Aim of the exercise:
Set down all of the data exactly as it appears.

Data in this exercise:
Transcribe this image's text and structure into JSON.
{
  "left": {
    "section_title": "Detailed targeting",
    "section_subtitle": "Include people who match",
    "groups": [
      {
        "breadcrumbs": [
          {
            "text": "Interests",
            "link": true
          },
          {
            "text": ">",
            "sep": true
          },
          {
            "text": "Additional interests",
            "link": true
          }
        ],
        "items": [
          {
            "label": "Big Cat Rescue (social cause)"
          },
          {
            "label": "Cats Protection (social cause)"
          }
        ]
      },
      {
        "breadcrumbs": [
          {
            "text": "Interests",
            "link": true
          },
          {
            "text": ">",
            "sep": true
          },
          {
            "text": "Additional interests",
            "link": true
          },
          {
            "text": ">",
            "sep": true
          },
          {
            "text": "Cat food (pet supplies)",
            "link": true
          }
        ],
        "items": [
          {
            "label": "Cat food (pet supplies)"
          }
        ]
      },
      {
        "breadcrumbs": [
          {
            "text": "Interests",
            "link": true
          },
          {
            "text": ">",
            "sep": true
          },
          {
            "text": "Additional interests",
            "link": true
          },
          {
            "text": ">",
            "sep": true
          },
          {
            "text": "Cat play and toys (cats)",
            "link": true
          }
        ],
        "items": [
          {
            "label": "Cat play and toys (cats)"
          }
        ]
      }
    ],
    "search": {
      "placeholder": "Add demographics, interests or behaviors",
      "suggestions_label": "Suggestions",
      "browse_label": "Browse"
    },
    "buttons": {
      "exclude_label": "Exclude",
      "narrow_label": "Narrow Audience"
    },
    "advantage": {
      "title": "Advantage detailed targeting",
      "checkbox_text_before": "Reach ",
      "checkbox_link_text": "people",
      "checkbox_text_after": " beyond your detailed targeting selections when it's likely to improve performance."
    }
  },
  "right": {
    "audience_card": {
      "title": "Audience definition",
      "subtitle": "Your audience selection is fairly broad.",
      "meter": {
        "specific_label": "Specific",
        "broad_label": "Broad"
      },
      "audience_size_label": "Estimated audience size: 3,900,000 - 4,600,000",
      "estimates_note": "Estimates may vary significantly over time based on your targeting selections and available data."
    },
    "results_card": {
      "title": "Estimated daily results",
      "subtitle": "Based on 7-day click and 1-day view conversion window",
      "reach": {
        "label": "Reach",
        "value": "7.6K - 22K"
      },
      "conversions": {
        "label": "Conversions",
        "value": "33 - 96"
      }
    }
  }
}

Result:
Transcribe this image's text and structure into JSON.
{
  "left": {
    "section_title": "Detailed targeting",
    "section_subtitle": "Include people who match",
    "groups": [
      {
        "breadcrumbs": [
          {
            "text": "Interests",
            "link": true
          },
          {
            "text": ">",
            "sep": true
          },
          {
            "text": "Additional interests",
            "link": true
          }
        ],
        "items": [
          {
            "label": "Big Cat Rescue (social cause)"
          },
          {
            "label": "Cats Protection (social cause)"
          }
        ]
      },
      {
        "breadcrumbs": [
          {
            "text": "Interests",
            "link": true
          },
          {
            "text": ">",
            "sep": true
          },
          {
            "text": "Additional interests",
            "link": true
          },
          {
            "text": ">",
            "sep": true
          },
          {
            "text": "Cat food (pet supplies)",
            "link": true
          }
        ],
        "items": [
          {
            "label": "Cat food (pet supplies)"
          }
        ]
      },
      {
        "breadcrumbs": [
          {
            "text": "Interests",
            "link": true
          },
          {
            "text": ">",
            "sep": true
          },
          {
            "text": "Additional interests",
            "link": true
          },
          {
            "text": ">",
            "sep": true
          },
          {
            "text": "Cat play and toys (cats)",
            "link": true
          }
        ],
        "items": [
          {
            "label": "Cat play and toys (cats)"
          }
        ]
      }
    ],
    "search": {
      "placeholder": "Add demographics, interests or behaviors",
      "suggestions_label": "Suggestions",
      "browse_label": "Browse"
    },
    "buttons": {
      "exclude_label": "Exclude",
      "narrow_label": "Narrow Audience"
    },
    "advantage": {
      "title": "Advantage detailed targeting",
      "checkbox_text_before": "Reach ",
      "checkbox_link_text": "people",
      "checkbox_text_after": " beyond your detailed targeting selections when it's likely to improve performance."
    }
  },
  "right": {
    "audience_card": {
      "title": "Audience definition",
      "subtitle": "Your audience selection is fairly broad.",
      "meter": {
        "specific_label": "Specific",
        "broad_label": "Broad"
      },
      "audience_size_label": "Estimated audience size: 3,900,000 - 4,600,000",
      "estimates_note": "Estimates may vary significantly over time based on your targeting selections and available data."
    },
    "results_card": {
      "title": "Estimated daily results",
      "subtitle": "Based on 7-day click and 1-day view conversion window",
      "reach": {
        "label": "Reach",
        "value": "7.6K - 22K"
      },
      "conversions": {
        "label": "Conversions",
        "value": "33 - 96"
      }
    }
  }
}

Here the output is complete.